SHORT EXERCISE »
Give back every line exactly as it appears, pictures excluded.

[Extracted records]
::::::::::

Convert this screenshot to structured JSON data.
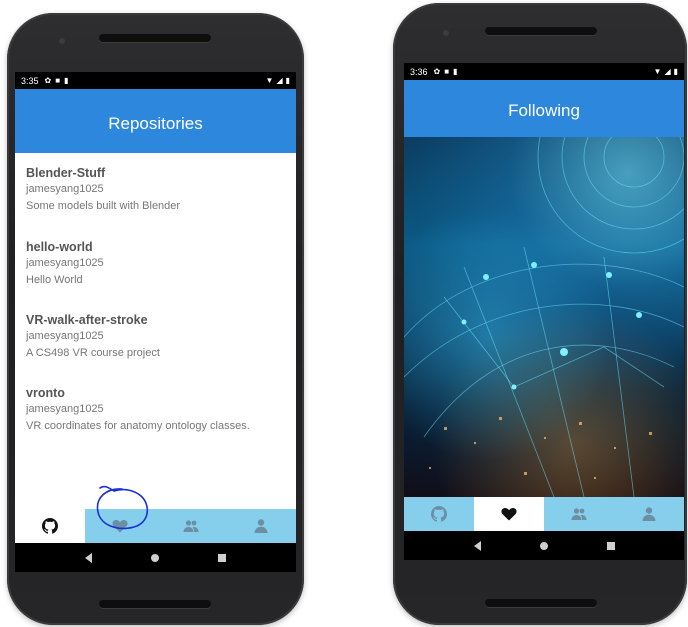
{
  "left_phone": {
    "status": {
      "time": "3:35"
    },
    "app_title": "Repositories",
    "repos": [
      {
        "name": "Blender-Stuff",
        "owner": "jamesyang1025",
        "description": "Some models built with Blender"
      },
      {
        "name": "hello-world",
        "owner": "jamesyang1025",
        "description": "Hello World"
      },
      {
        "name": "VR-walk-after-stroke",
        "owner": "jamesyang1025",
        "description": "A CS498 VR course project"
      },
      {
        "name": "vronto",
        "owner": "jamesyang1025",
        "description": "VR coordinates for anatomy ontology classes."
      }
    ],
    "tabs": [
      {
        "icon": "github-icon",
        "active": true
      },
      {
        "icon": "heart-icon",
        "active": false
      },
      {
        "icon": "people-icon",
        "active": false
      },
      {
        "icon": "person-icon",
        "active": false
      }
    ]
  },
  "right_phone": {
    "status": {
      "time": "3:36"
    },
    "app_title": "Following",
    "tabs": [
      {
        "icon": "github-icon",
        "active": false
      },
      {
        "icon": "heart-icon",
        "active": true
      },
      {
        "icon": "people-icon",
        "active": false
      },
      {
        "icon": "person-icon",
        "active": false
      }
    ]
  },
  "colors": {
    "app_bar": "#2c87dd",
    "bottom_nav": "#86cfec",
    "annotation": "#1a2fd6"
  }
}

::::::::::

RESPONSE TO THE TASK »
Convert this screenshot to structured JSON data.
{
  "left_phone": {
    "status": {
      "time": "3:35"
    },
    "app_title": "Repositories",
    "repos": [
      {
        "name": "Blender-Stuff",
        "owner": "jamesyang1025",
        "description": "Some models built with Blender"
      },
      {
        "name": "hello-world",
        "owner": "jamesyang1025",
        "description": "Hello World"
      },
      {
        "name": "VR-walk-after-stroke",
        "owner": "jamesyang1025",
        "description": "A CS498 VR course project"
      },
      {
        "name": "vronto",
        "owner": "jamesyang1025",
        "description": "VR coordinates for anatomy ontology classes."
      }
    ],
    "tabs": [
      {
        "icon": "github-icon",
        "active": true
      },
      {
        "icon": "heart-icon",
        "active": false
      },
      {
        "icon": "people-icon",
        "active": false
      },
      {
        "icon": "person-icon",
        "active": false
      }
    ]
  },
  "right_phone": {
    "status": {
      "time": "3:36"
    },
    "app_title": "Following",
    "tabs": [
      {
        "icon": "github-icon",
        "active": false
      },
      {
        "icon": "heart-icon",
        "active": true
      },
      {
        "icon": "people-icon",
        "active": false
      },
      {
        "icon": "person-icon",
        "active": false
      }
    ]
  },
  "colors": {
    "app_bar": "#2c87dd",
    "bottom_nav": "#86cfec",
    "annotation": "#1a2fd6"
  }
}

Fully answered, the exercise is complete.